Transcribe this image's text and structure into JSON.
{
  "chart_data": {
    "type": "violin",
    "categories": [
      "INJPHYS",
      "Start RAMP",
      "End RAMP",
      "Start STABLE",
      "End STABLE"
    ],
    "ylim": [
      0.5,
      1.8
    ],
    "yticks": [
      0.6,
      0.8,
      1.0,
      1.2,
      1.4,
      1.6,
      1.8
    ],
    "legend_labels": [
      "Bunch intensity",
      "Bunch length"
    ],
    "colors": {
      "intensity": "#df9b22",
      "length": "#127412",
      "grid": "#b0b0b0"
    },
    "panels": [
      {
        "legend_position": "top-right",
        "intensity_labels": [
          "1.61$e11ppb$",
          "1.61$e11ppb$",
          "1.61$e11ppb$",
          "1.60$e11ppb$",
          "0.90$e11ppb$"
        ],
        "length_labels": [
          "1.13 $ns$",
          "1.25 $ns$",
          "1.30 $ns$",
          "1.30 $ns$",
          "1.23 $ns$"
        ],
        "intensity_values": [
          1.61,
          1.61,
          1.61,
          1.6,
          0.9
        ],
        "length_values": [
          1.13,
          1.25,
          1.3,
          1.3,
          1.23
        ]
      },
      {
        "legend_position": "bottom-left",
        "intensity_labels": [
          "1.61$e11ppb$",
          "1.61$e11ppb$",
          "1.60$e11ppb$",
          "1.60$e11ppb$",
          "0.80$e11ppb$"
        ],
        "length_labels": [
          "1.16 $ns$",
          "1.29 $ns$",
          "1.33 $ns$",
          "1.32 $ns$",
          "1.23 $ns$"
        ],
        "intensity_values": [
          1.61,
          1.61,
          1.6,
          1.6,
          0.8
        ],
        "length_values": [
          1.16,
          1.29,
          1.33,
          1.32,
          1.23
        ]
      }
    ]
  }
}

---

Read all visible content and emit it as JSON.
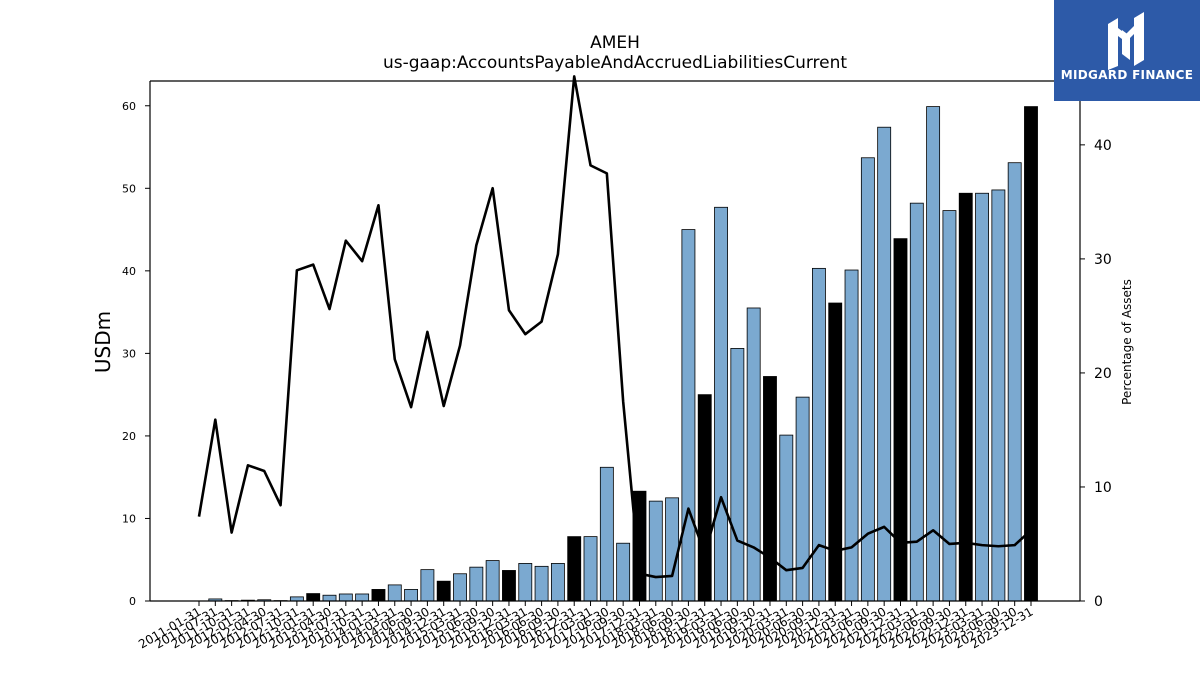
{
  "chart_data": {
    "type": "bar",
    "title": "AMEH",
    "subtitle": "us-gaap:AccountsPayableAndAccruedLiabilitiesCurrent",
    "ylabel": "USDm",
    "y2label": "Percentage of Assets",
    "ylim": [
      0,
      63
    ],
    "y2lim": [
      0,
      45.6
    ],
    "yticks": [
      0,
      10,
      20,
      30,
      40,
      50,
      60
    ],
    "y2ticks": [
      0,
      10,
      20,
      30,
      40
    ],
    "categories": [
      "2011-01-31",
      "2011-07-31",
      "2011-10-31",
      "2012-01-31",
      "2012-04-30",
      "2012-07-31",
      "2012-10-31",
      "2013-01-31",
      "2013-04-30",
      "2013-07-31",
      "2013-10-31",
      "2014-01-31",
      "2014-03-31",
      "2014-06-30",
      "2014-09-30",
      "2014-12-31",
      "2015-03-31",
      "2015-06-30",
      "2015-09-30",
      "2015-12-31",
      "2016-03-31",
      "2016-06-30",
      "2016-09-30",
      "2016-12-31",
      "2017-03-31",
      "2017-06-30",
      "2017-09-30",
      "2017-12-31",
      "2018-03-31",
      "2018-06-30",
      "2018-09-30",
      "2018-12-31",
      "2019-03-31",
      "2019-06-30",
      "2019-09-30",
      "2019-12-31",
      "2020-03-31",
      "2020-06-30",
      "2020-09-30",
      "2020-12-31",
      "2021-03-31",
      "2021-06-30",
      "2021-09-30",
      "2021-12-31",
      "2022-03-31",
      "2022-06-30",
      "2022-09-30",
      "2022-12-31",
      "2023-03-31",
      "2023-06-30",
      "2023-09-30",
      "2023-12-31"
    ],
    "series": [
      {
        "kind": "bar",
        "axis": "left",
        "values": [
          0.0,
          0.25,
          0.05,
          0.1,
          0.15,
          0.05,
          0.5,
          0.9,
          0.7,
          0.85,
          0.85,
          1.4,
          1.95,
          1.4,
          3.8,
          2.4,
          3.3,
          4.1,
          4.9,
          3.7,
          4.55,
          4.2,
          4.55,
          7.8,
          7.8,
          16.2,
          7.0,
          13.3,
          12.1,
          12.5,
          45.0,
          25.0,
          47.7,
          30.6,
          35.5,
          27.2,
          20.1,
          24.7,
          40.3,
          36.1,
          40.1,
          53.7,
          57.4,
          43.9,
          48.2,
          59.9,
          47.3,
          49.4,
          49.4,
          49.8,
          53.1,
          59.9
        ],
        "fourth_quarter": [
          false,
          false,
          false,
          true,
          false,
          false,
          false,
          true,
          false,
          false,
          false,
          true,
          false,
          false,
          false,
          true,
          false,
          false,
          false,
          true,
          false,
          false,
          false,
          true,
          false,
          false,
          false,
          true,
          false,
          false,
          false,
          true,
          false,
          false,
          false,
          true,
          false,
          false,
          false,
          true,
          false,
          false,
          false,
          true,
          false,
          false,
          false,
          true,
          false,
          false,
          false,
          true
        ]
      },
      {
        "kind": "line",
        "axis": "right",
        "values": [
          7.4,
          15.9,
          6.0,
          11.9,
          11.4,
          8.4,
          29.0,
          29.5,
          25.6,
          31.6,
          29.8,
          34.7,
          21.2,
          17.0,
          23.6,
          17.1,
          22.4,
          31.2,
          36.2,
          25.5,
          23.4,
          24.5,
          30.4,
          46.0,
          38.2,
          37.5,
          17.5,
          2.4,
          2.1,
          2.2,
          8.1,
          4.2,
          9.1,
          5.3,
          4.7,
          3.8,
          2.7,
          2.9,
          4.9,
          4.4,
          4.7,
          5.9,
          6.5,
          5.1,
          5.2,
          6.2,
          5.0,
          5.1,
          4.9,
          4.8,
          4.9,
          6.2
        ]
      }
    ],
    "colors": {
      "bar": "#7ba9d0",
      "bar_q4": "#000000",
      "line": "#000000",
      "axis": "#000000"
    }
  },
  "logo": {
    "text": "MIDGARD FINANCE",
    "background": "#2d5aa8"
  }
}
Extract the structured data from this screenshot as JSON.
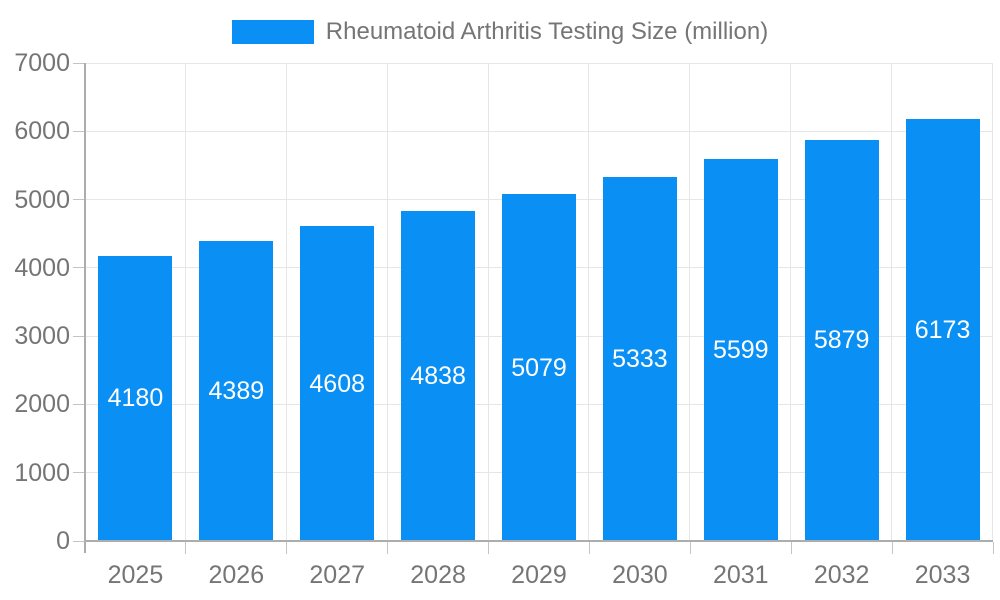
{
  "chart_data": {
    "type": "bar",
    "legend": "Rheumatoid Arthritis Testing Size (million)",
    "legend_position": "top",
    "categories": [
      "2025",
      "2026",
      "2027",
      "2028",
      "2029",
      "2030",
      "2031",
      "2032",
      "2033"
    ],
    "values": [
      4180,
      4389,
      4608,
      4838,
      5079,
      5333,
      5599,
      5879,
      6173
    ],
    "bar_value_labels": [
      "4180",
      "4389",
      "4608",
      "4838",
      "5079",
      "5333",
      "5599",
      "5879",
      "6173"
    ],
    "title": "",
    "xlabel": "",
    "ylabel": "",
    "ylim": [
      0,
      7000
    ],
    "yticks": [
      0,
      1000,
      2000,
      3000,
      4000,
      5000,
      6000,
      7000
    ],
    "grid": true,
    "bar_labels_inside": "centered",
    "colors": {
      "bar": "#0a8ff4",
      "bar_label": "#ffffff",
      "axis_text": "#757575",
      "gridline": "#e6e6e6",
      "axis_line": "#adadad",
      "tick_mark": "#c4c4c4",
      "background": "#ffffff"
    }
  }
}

---

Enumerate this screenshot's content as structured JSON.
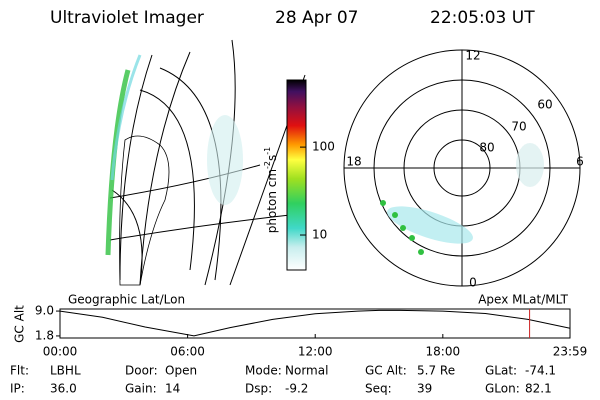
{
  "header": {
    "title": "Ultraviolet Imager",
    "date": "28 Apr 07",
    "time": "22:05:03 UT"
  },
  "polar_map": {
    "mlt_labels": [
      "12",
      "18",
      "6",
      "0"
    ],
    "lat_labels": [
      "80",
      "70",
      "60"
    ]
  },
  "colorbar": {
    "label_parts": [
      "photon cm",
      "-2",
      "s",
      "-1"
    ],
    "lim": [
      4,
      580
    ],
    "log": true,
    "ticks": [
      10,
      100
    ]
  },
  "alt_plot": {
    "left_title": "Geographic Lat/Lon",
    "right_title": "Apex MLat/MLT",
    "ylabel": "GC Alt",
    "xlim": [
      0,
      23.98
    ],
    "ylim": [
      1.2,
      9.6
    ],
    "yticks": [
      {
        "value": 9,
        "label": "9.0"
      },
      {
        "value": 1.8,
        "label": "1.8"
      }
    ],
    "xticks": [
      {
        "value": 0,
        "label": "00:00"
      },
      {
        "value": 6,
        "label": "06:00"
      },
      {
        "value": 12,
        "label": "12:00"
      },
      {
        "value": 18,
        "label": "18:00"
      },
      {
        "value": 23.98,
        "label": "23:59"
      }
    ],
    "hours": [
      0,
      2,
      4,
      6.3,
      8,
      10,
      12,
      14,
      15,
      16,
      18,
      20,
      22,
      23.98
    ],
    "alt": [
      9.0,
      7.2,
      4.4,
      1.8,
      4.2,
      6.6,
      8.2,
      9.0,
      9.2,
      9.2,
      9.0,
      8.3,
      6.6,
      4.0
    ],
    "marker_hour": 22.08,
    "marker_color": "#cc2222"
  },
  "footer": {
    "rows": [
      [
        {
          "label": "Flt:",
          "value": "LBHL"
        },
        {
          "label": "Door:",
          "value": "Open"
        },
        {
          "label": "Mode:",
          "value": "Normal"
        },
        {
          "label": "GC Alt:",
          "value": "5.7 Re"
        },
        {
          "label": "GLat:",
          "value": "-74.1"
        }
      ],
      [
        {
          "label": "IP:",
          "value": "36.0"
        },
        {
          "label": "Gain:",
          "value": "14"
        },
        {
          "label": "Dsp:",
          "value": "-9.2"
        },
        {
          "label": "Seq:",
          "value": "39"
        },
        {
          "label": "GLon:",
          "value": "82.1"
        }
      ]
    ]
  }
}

GIVEN TASK → Using the listing, copy every line where the word "JSON" shows up.

COMPLETE ANSWER →
Transcribe this image's text and structure into JSON.
Read all visible content and emit it as JSON.
Extract the structured data from this screenshot as JSON.
Enumerate this screenshot's content as structured JSON.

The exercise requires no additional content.